Aim of the task =>
Give the number of lines in the records below that include "대상으로", and nothing more.

---------------

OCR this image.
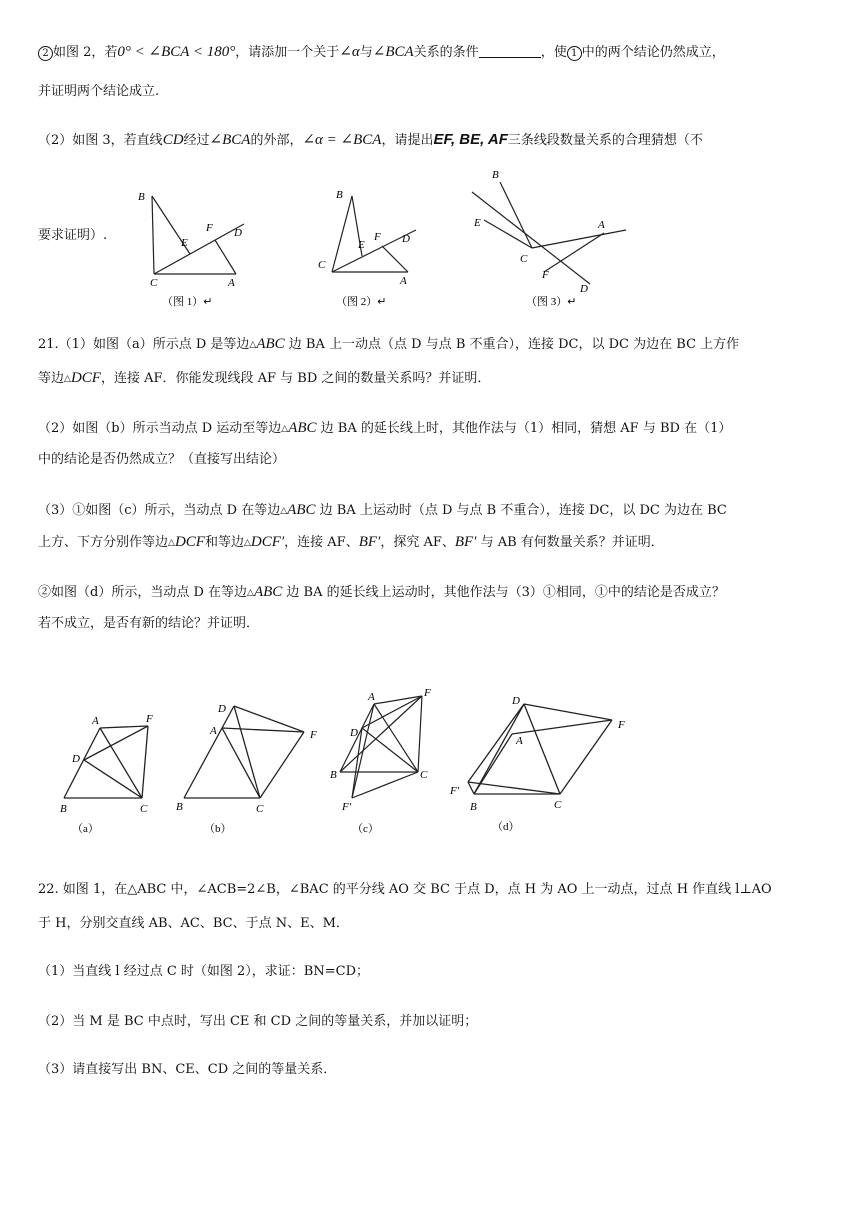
2 如图 2，若0° < ∠BCA < 180°，请添加一个关于∠α与∠BCA关系的条件	，使 1 中的两个结论仍然成立，
并证明两个结论成立.
（2）如图 3，若直线CD经过∠BCA的外部，∠α = ∠BCA，请提出EF, BE, AF三条线段数量关系的合理猜想（不
要求证明）.
B
C	A
E
F D
（图 1）↵
B
C
A
E
F D
（图 2）↵
B
E
C
A
F
D
（图 3）↵
21.（1）如图（a）所示点 D 是等边△ABC 边 BA 上一动点（点 D 与点 B 不重合），连接 DC，以 DC 为边在 BC 上方作
等边△DCF，连接 AF．你能发现线段 AF 与 BD 之间的数量关系吗？并证明．
（2）如图（b）所示当动点 D 运动至等边△ABC 边 BA 的延长线上时，其他作法与（1）相同，猜想 AF 与 BD 在（1）
中的结论是否仍然成立？（直接写出结论）
（3）①如图（c）所示，当动点 D 在等边△ABC 边 BA 上运动时（点 D 与点 B 不重合），连接 DC，以 DC 为边在 BC
上方、下方分别作等边△DCF和等边△DCF′，连接 AF、BF′，探究 AF、BF′ 与 AB 有何数量关系？并证明．
②如图（d）所示，当动点 D 在等边△ABC 边 BA 的延长线上运动时，其他作法与（3）①相同，①中的结论是否成立？
若不成立，是否有新的结论？并证明．
A	F
D
B	C
（a）
D
A	F
B	C
（b）
A	F
D
B	C
F′
（c）
D
A
F
F′
B	C
（d）
22. 如图 1，在△ABC 中，∠ACB=2∠B，∠BAC 的平分线 AO 交 BC 于点 D，点 H 为 AO 上一动点，过点 H 作直线 l⊥AO
于 H，分别交直线 AB、AC、BC、于点 N、E、M．
（1）当直线 l 经过点 C 时（如图 2），求证：BN=CD；
（2）当 M 是 BC 中点时，写出 CE 和 CD 之间的等量关系，并加以证明；
（3）请直接写出 BN、CE、CD 之间的等量关系．
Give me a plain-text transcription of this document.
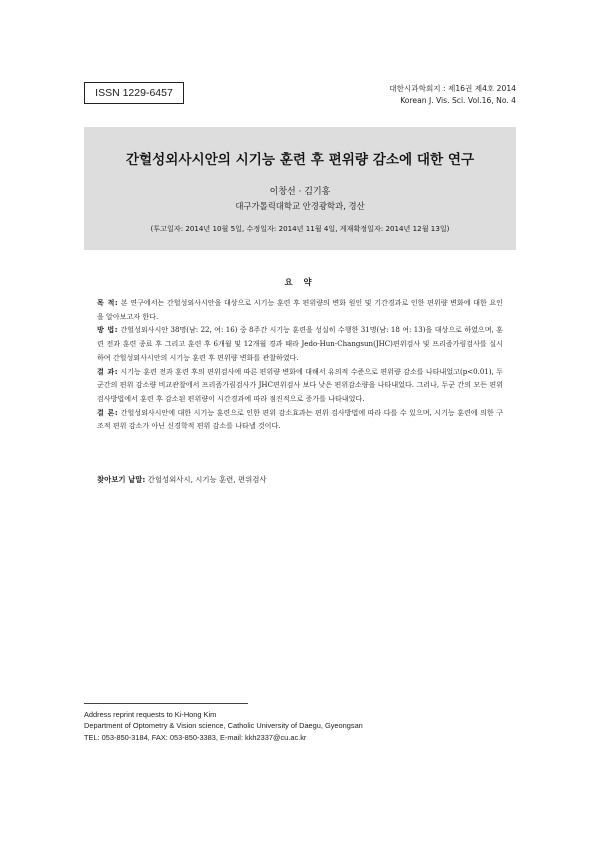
ISSN 1229-6457	대한시과학회지 : 제16권 제4호 2014
Korean J. Vis. Sci. Vol.16, No. 4
간헐성외사시안의 시기능 훈련 후 편위량 감소에 대한 연구
이창선 · 김기홍
대구가톨릭대학교 안경광학과, 경산
(투고일자: 2014년 10월 5일, 수정일자: 2014년 11월 4일, 게재확정일자: 2014년 12월 13일)
요 약

목 적: 본 연구에서는 간헐성외사시안을 대상으로 시기능 훈련 후 편위량의 변화 원인 및 기간경과로 인한 편위량 변화에 대한 요인을 알아보고자 한다.

방 법: 간헐성외사시안 38명(남: 22, 여: 16) 중 8주간 시기능 훈련을 성실히 수행한 31명(남: 18 여: 13)을 대상으로 하였으며, 훈련 전과 훈련 종료 후 그리고 훈련 후 6개월 및 12개월 경과 때라 Jedo-Hun-Changsun(JHC)편위검사 및 프리즘가림검사를 실시하여 간헐성외사시안의 시기능 훈련 후 편위량 변화를 관찰하였다.

결 과: 시기능 훈련 전과 훈련 후의 편위검사에 따른 편위량 변화에 대해서 유의적 수준으로 편위량 감소를 나타내었고(p<0.01), 두 군간의 편위 감소량 비교관찰에서 프리즘가림검사가 JHC편위검사 보다 낮은 편위감소량을 나타내었다. 그러나, 두군 간의 모든 편위검사방법에서 훈련 후 감소된 편위량이 시간경과에 따라 점진적으로 증가를 나타내었다.

결 론: 간헐성외사시안에 대한 시기능 훈련으로 인한 편위 감소효과는 편위 검사방법에 따라 다를 수 있으며, 시기능 훈련에 의한 구조적 편위 감소가 아닌 신경학적 편위 감소를 나타낼 것이다.

찾아보기 낱말: 간헐성외사시, 시기능 훈련, 편위검사
Address reprint requests to Ki-Hong Kim
Department of Optometry & Vision science, Catholic University of Daegu, Gyeongsan
TEL: 053-850-3184, FAX: 053-850-3383, E-mail: kkh2337@cu.ac.kr
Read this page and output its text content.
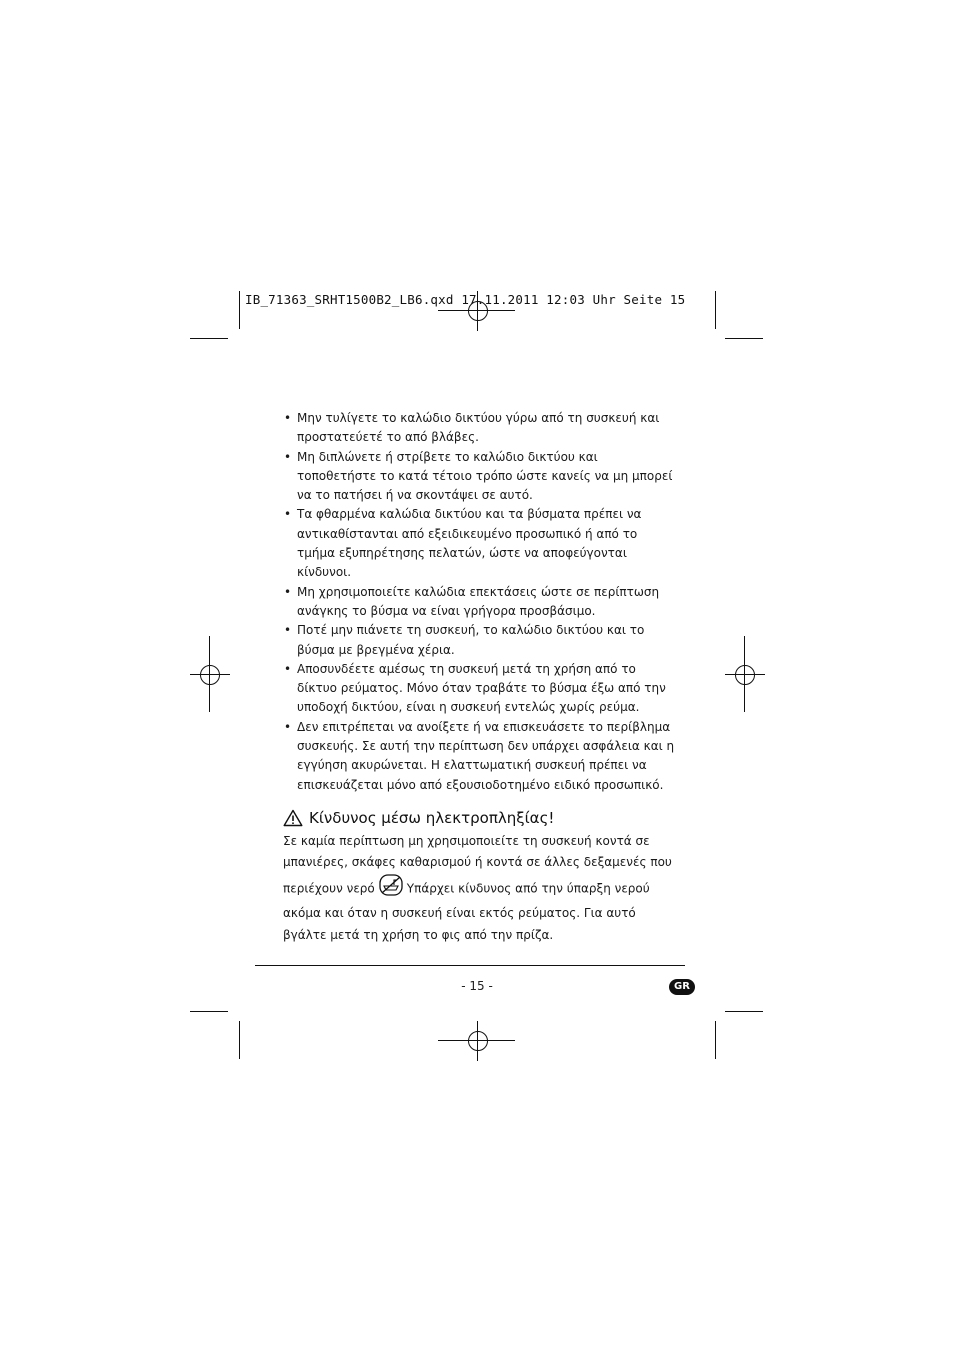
IB_71363_SRHT1500B2_LB6.qxd 17.11.2011 12:03 Uhr Seite 15
• Μην τυλίγετε το καλώδιο δικτύου γύρω από τη συσκευή και προστατεύετέ το από βλάβες.
• Μη διπλώνετε ή στρίβετε το καλώδιο δικτύου και τοποθετήστε το κατά τέτοιο τρόπο ώστε κανείς να μη μπορεί να το πατήσει ή να σκοντάψει σε αυτό.
• Τα φθαρμένα καλώδια δικτύου και τα βύσματα πρέπει να αντικαθίστανται από εξειδικευμένο προσωπικό ή από το τμήμα εξυπηρέτησης πελατών, ώστε να αποφεύγονται κίνδυνοι.
• Μη χρησιμοποιείτε καλώδια επεκτάσεις ώστε σε περίπτωση ανάγκης το βύσμα να είναι γρήγορα προσβάσιμο.
• Ποτέ μην πιάνετε τη συσκευή, το καλώδιο δικτύου και το βύσμα με βρεγμένα χέρια.
• Αποσυνδέετε αμέσως τη συσκευή μετά τη χρήση από το δίκτυο ρεύματος. Μόνο όταν τραβάτε το βύσμα έξω από την υποδοχή δικτύου, είναι η συσκευή εντελώς χωρίς ρεύμα.
• Δεν επιτρέπεται να ανοίξετε ή να επισκευάσετε το περίβλημα συσκευής. Σε αυτή την περίπτωση δεν υπάρχει ασφάλεια και η εγγύηση ακυρώνεται. Η ελαττωματική συσκευή πρέπει να επισκευάζεται μόνο από εξουσιοδοτημένο ειδικό προσωπικό.
Κίνδυνος μέσω ηλεκτροπληξίας!
Σε καμία περίπτωση μη χρησιμοποιείτε τη συσκευή κοντά σε μπανιέρες, σκάφες καθαρισμού ή κοντά σε άλλες δεξαμενές που περιέχουν νερό	Υπάρχει κίνδυνος από την ύπαρξη νερού ακόμα και όταν η συσκευή είναι εκτός ρεύματος. Για αυτό βγάλτε μετά τη χρήση το φις από την πρίζα.
- 15 -	GR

---------------

Solution for this exercise =>
2